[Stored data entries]
start
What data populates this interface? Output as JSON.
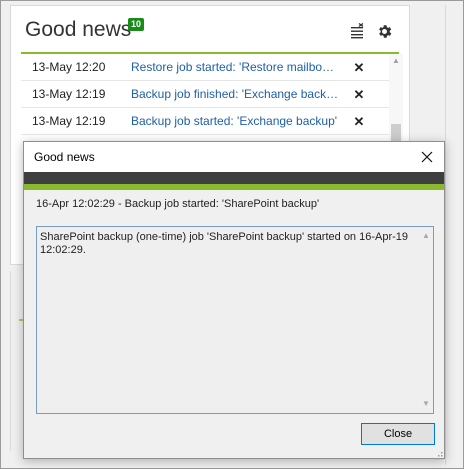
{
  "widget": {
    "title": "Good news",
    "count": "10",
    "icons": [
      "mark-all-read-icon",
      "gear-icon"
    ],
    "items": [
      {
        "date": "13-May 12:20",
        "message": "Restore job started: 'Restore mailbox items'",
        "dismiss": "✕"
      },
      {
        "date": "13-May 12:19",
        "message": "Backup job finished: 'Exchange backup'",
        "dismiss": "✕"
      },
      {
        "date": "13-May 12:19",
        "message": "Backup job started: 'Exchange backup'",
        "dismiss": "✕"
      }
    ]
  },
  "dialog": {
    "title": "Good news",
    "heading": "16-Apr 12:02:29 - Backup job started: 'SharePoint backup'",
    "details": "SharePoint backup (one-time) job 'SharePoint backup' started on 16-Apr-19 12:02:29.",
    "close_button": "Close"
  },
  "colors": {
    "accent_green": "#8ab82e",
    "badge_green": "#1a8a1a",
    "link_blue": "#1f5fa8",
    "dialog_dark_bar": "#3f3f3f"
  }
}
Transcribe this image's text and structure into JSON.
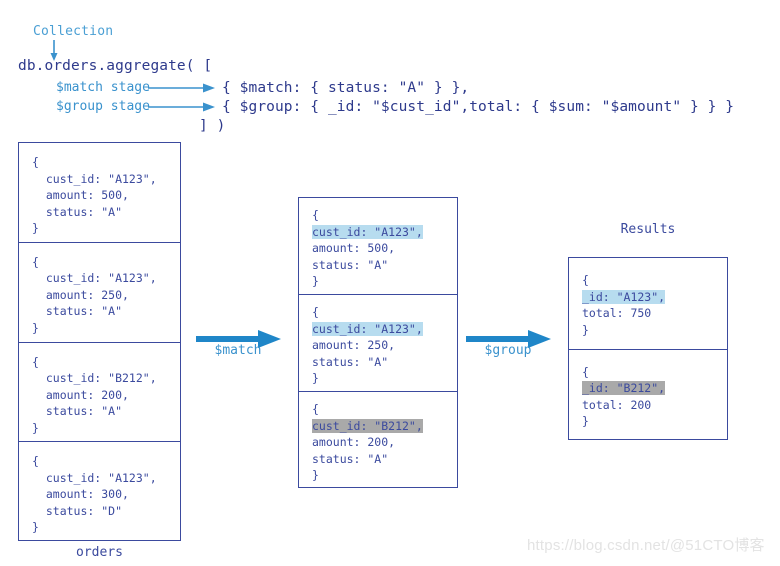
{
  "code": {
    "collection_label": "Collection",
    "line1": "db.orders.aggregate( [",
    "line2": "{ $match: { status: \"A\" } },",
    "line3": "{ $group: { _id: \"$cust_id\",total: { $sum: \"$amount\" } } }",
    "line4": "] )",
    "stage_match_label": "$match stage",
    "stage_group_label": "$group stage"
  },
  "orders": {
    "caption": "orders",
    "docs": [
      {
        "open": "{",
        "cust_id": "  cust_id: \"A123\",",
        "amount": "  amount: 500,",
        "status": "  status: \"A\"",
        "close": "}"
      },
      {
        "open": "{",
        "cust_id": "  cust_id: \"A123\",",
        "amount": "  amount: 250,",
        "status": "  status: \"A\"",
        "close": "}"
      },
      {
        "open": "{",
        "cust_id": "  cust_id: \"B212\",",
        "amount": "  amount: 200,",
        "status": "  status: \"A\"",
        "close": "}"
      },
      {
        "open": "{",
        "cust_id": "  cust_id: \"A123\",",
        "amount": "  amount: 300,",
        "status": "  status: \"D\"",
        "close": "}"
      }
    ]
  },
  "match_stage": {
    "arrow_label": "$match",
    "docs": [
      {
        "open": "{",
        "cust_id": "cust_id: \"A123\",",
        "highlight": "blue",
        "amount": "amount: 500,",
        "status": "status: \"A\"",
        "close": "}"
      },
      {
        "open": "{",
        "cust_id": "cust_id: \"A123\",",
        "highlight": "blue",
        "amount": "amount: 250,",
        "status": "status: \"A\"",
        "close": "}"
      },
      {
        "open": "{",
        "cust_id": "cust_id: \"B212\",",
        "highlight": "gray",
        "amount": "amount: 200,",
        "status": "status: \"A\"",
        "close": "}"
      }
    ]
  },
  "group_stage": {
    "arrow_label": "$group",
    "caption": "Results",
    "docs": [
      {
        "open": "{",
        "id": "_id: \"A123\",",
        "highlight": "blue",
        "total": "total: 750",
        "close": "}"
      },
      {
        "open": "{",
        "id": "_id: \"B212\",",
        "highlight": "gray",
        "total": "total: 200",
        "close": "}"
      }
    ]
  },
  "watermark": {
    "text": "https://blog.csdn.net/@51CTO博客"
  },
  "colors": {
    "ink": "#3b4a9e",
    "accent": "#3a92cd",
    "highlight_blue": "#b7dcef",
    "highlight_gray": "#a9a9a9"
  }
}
end
### Short exercise
Omit the pictures. Output every record above word for word.

### Result of the exercise
What data populates this interface? Output as JSON.
{
  "widget": {
    "title": "Good news",
    "count": "10",
    "icons": [
      "mark-all-read-icon",
      "gear-icon"
    ],
    "items": [
      {
        "date": "13-May 12:20",
        "message": "Restore job started: 'Restore mailbox items'",
        "dismiss": "✕"
      },
      {
        "date": "13-May 12:19",
        "message": "Backup job finished: 'Exchange backup'",
        "dismiss": "✕"
      },
      {
        "date": "13-May 12:19",
        "message": "Backup job started: 'Exchange backup'",
        "dismiss": "✕"
      }
    ]
  },
  "dialog": {
    "title": "Good news",
    "heading": "16-Apr 12:02:29 - Backup job started: 'SharePoint backup'",
    "details": "SharePoint backup (one-time) job 'SharePoint backup' started on 16-Apr-19 12:02:29.",
    "close_button": "Close"
  },
  "colors": {
    "accent_green": "#8ab82e",
    "badge_green": "#1a8a1a",
    "link_blue": "#1f5fa8",
    "dialog_dark_bar": "#3f3f3f"
  }
}
Transcribe this image's text and structure into JSON.
{
  "code": {
    "collection_label": "Collection",
    "line1": "db.orders.aggregate( [",
    "line2": "{ $match: { status: \"A\" } },",
    "line3": "{ $group: { _id: \"$cust_id\",total: { $sum: \"$amount\" } } }",
    "line4": "] )",
    "stage_match_label": "$match stage",
    "stage_group_label": "$group stage"
  },
  "orders": {
    "caption": "orders",
    "docs": [
      {
        "open": "{",
        "cust_id": "  cust_id: \"A123\",",
        "amount": "  amount: 500,",
        "status": "  status: \"A\"",
        "close": "}"
      },
      {
        "open": "{",
        "cust_id": "  cust_id: \"A123\",",
        "amount": "  amount: 250,",
        "status": "  status: \"A\"",
        "close": "}"
      },
      {
        "open": "{",
        "cust_id": "  cust_id: \"B212\",",
        "amount": "  amount: 200,",
        "status": "  status: \"A\"",
        "close": "}"
      },
      {
        "open": "{",
        "cust_id": "  cust_id: \"A123\",",
        "amount": "  amount: 300,",
        "status": "  status: \"D\"",
        "close": "}"
      }
    ]
  },
  "match_stage": {
    "arrow_label": "$match",
    "docs": [
      {
        "open": "{",
        "cust_id": "cust_id: \"A123\",",
        "highlight": "blue",
        "amount": "amount: 500,",
        "status": "status: \"A\"",
        "close": "}"
      },
      {
        "open": "{",
        "cust_id": "cust_id: \"A123\",",
        "highlight": "blue",
        "amount": "amount: 250,",
        "status": "status: \"A\"",
        "close": "}"
      },
      {
        "open": "{",
        "cust_id": "cust_id: \"B212\",",
        "highlight": "gray",
        "amount": "amount: 200,",
        "status": "status: \"A\"",
        "close": "}"
      }
    ]
  },
  "group_stage": {
    "arrow_label": "$group",
    "caption": "Results",
    "docs": [
      {
        "open": "{",
        "id": "_id: \"A123\",",
        "highlight": "blue",
        "total": "total: 750",
        "close": "}"
      },
      {
        "open": "{",
        "id": "_id: \"B212\",",
        "highlight": "gray",
        "total": "total: 200",
        "close": "}"
      }
    ]
  },
  "watermark": {
    "text": "https://blog.csdn.net/@51CTO博客"
  },
  "colors": {
    "ink": "#3b4a9e",
    "accent": "#3a92cd",
    "highlight_blue": "#b7dcef",
    "highlight_gray": "#a9a9a9"
  }
}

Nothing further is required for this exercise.